-- start DATASET EXTRACT --

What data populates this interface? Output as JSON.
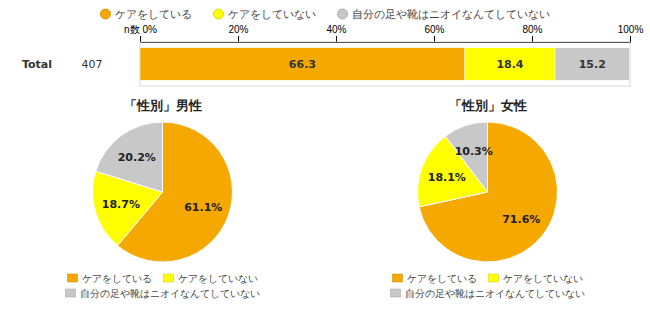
{
  "chart_data": [
    {
      "type": "bar",
      "orientation": "horizontal",
      "stacked": true,
      "categories": [
        "Total"
      ],
      "series": [
        {
          "name": "ケアをしている",
          "color": "#F5A800",
          "values": [
            66.3
          ]
        },
        {
          "name": "ケアをしていない",
          "color": "#FFFF00",
          "values": [
            18.4
          ]
        },
        {
          "name": "自分の足や靴はニオイなんてしていない",
          "color": "#C8C8C8",
          "values": [
            15.2
          ]
        }
      ],
      "annotations": [
        "407"
      ],
      "xlim": [
        0,
        100
      ],
      "xticks": [
        {
          "value": 0,
          "label": "n数 0%"
        },
        {
          "value": 20,
          "label": "20%"
        },
        {
          "value": 40,
          "label": "40%"
        },
        {
          "value": 60,
          "label": "60%"
        },
        {
          "value": 80,
          "label": "80%"
        },
        {
          "value": 100,
          "label": "100%"
        }
      ],
      "data_labels": true,
      "legend": "top"
    },
    {
      "type": "pie",
      "title": "「性別」男性",
      "categories": [
        "ケアをしている",
        "ケアをしていない",
        "自分の足や靴はニオイなんてしていない"
      ],
      "values": [
        61.1,
        18.7,
        20.2
      ],
      "value_labels": [
        "61.1%",
        "18.7%",
        "20.2%"
      ],
      "colors": [
        "#F5A800",
        "#FFFF00",
        "#C8C8C8"
      ],
      "data_labels": true,
      "legend": "bottom"
    },
    {
      "type": "pie",
      "title": "「性別」女性",
      "categories": [
        "ケアをしている",
        "ケアをしていない",
        "自分の足や靴はニオイなんてしていない"
      ],
      "values": [
        71.6,
        18.1,
        10.3
      ],
      "value_labels": [
        "71.6%",
        "18.1%",
        "10.3%"
      ],
      "colors": [
        "#F5A800",
        "#FFFF00",
        "#C8C8C8"
      ],
      "data_labels": true,
      "legend": "bottom"
    }
  ]
}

-- end DATASET EXTRACT --

### [REQUIRED TASK]
Write out each line of the data exactly; the images should be left out.

### [SOLUTION TO THIS EXERCISE]
What data populates this interface? Output as JSON.
{
  "chart_data": [
    {
      "type": "bar",
      "orientation": "horizontal",
      "stacked": true,
      "categories": [
        "Total"
      ],
      "series": [
        {
          "name": "ケアをしている",
          "color": "#F5A800",
          "values": [
            66.3
          ]
        },
        {
          "name": "ケアをしていない",
          "color": "#FFFF00",
          "values": [
            18.4
          ]
        },
        {
          "name": "自分の足や靴はニオイなんてしていない",
          "color": "#C8C8C8",
          "values": [
            15.2
          ]
        }
      ],
      "annotations": [
        "407"
      ],
      "xlim": [
        0,
        100
      ],
      "xticks": [
        {
          "value": 0,
          "label": "n数 0%"
        },
        {
          "value": 20,
          "label": "20%"
        },
        {
          "value": 40,
          "label": "40%"
        },
        {
          "value": 60,
          "label": "60%"
        },
        {
          "value": 80,
          "label": "80%"
        },
        {
          "value": 100,
          "label": "100%"
        }
      ],
      "data_labels": true,
      "legend": "top"
    },
    {
      "type": "pie",
      "title": "「性別」男性",
      "categories": [
        "ケアをしている",
        "ケアをしていない",
        "自分の足や靴はニオイなんてしていない"
      ],
      "values": [
        61.1,
        18.7,
        20.2
      ],
      "value_labels": [
        "61.1%",
        "18.7%",
        "20.2%"
      ],
      "colors": [
        "#F5A800",
        "#FFFF00",
        "#C8C8C8"
      ],
      "data_labels": true,
      "legend": "bottom"
    },
    {
      "type": "pie",
      "title": "「性別」女性",
      "categories": [
        "ケアをしている",
        "ケアをしていない",
        "自分の足や靴はニオイなんてしていない"
      ],
      "values": [
        71.6,
        18.1,
        10.3
      ],
      "value_labels": [
        "71.6%",
        "18.1%",
        "10.3%"
      ],
      "colors": [
        "#F5A800",
        "#FFFF00",
        "#C8C8C8"
      ],
      "data_labels": true,
      "legend": "bottom"
    }
  ]
}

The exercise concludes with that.